■ **WORK TO BE COMPLETED**
Type out the complete listing below word for word, without its pictures.
>> Start
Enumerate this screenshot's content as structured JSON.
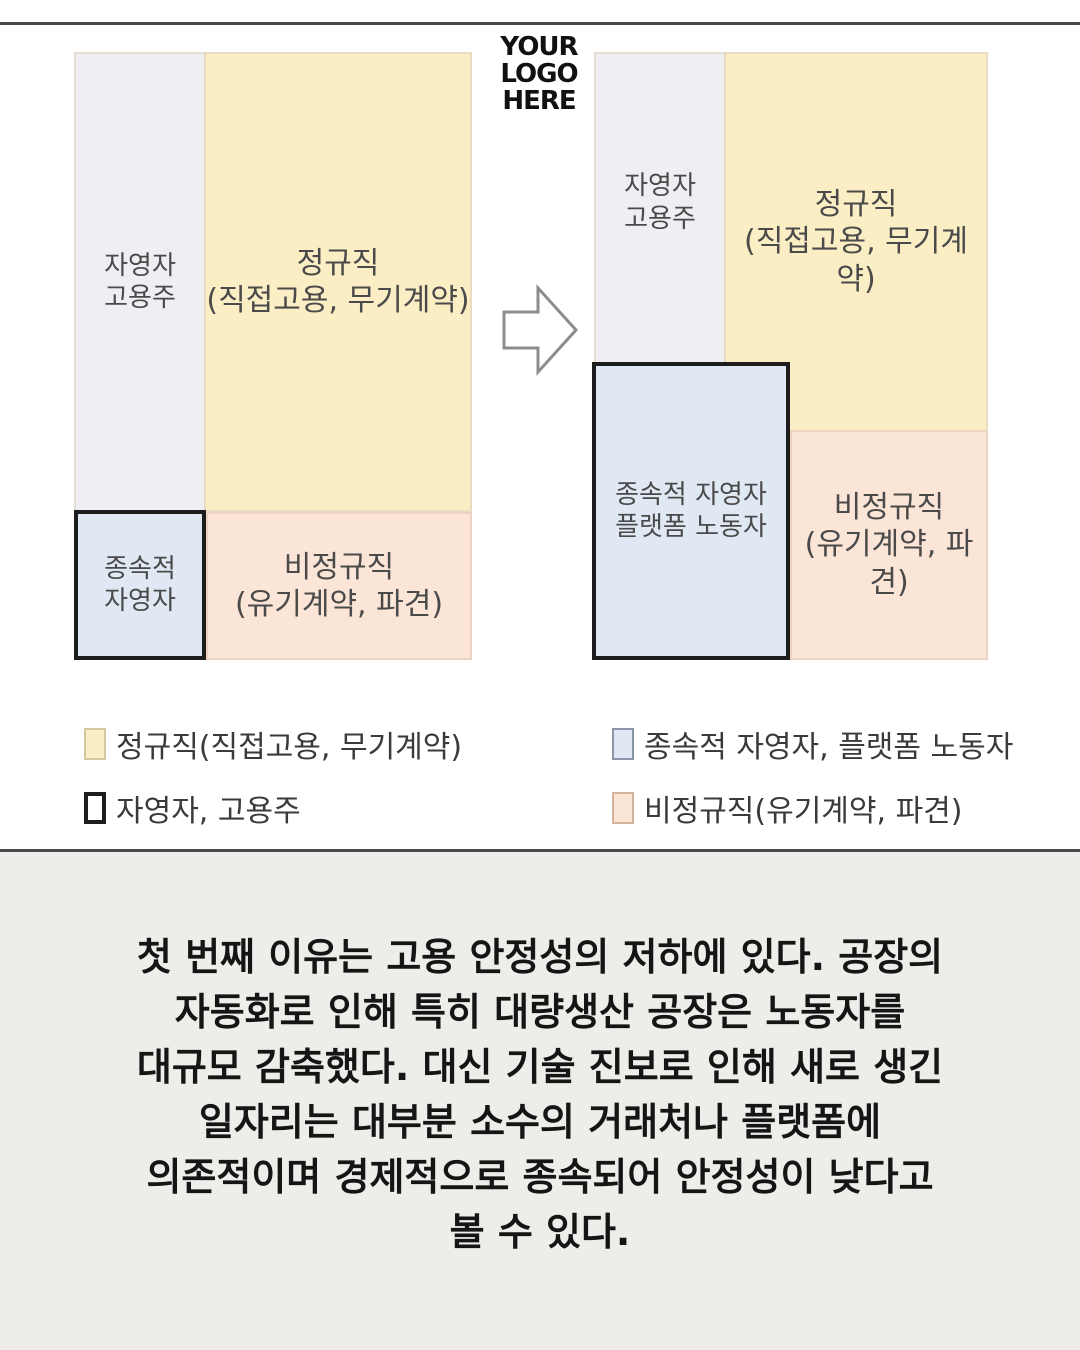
{
  "logo": {
    "line1": "YOUR",
    "line2": "LOGO",
    "line3": "HERE"
  },
  "diagram_before": {
    "self_employed": {
      "line1": "자영자",
      "line2": "고용주"
    },
    "regular": {
      "line1": "정규직",
      "line2": "(직접고용, 무기계약)"
    },
    "dependent": {
      "line1": "종속적",
      "line2": "자영자"
    },
    "nonregular": {
      "line1": "비정규직",
      "line2": "(유기계약, 파견)"
    }
  },
  "diagram_after": {
    "self_employed": {
      "line1": "자영자",
      "line2": "고용주"
    },
    "regular": {
      "line1": "정규직",
      "line2": "(직접고용, 무기계약)"
    },
    "dependent": {
      "line1": "종속적 자영자",
      "line2": "플랫폼 노동자"
    },
    "nonregular": {
      "line1": "비정규직",
      "line2": "(유기계약, 파견)"
    }
  },
  "arrow_icon": "right-arrow-outline",
  "legend": {
    "regular": "정규직(직접고용, 무기계약)",
    "self_employed": "자영자, 고용주",
    "dependent": "종속적 자영자, 플랫폼 노동자",
    "nonregular": "비정규직(유기계약, 파견)"
  },
  "colors": {
    "regular": "#fbedc4",
    "nonregular": "#fbe5d7",
    "dependent": "#dfe8f3",
    "self_employed": "#efeff3",
    "background": "#efede9"
  },
  "caption": "첫 번째 이유는 고용 안정성의 저하에 있다. 공장의\n자동화로 인해 특히 대량생산 공장은 노동자를\n대규모 감축했다. 대신 기술 진보로 인해 새로 생긴\n일자리는 대부분 소수의 거래처나 플랫폼에\n의존적이며 경제적으로 종속되어 안정성이 낮다고\n볼 수 있다."
}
>> End
■ **THE RESULT**
Enumerate this screenshot's content as structured JSON.
{
  "logo": {
    "line1": "YOUR",
    "line2": "LOGO",
    "line3": "HERE"
  },
  "diagram_before": {
    "self_employed": {
      "line1": "자영자",
      "line2": "고용주"
    },
    "regular": {
      "line1": "정규직",
      "line2": "(직접고용, 무기계약)"
    },
    "dependent": {
      "line1": "종속적",
      "line2": "자영자"
    },
    "nonregular": {
      "line1": "비정규직",
      "line2": "(유기계약, 파견)"
    }
  },
  "diagram_after": {
    "self_employed": {
      "line1": "자영자",
      "line2": "고용주"
    },
    "regular": {
      "line1": "정규직",
      "line2": "(직접고용, 무기계약)"
    },
    "dependent": {
      "line1": "종속적 자영자",
      "line2": "플랫폼 노동자"
    },
    "nonregular": {
      "line1": "비정규직",
      "line2": "(유기계약, 파견)"
    }
  },
  "arrow_icon": "right-arrow-outline",
  "legend": {
    "regular": "정규직(직접고용, 무기계약)",
    "self_employed": "자영자, 고용주",
    "dependent": "종속적 자영자, 플랫폼 노동자",
    "nonregular": "비정규직(유기계약, 파견)"
  },
  "colors": {
    "regular": "#fbedc4",
    "nonregular": "#fbe5d7",
    "dependent": "#dfe8f3",
    "self_employed": "#efeff3",
    "background": "#efede9"
  },
  "caption": "첫 번째 이유는 고용 안정성의 저하에 있다. 공장의\n자동화로 인해 특히 대량생산 공장은 노동자를\n대규모 감축했다. 대신 기술 진보로 인해 새로 생긴\n일자리는 대부분 소수의 거래처나 플랫폼에\n의존적이며 경제적으로 종속되어 안정성이 낮다고\n볼 수 있다."
}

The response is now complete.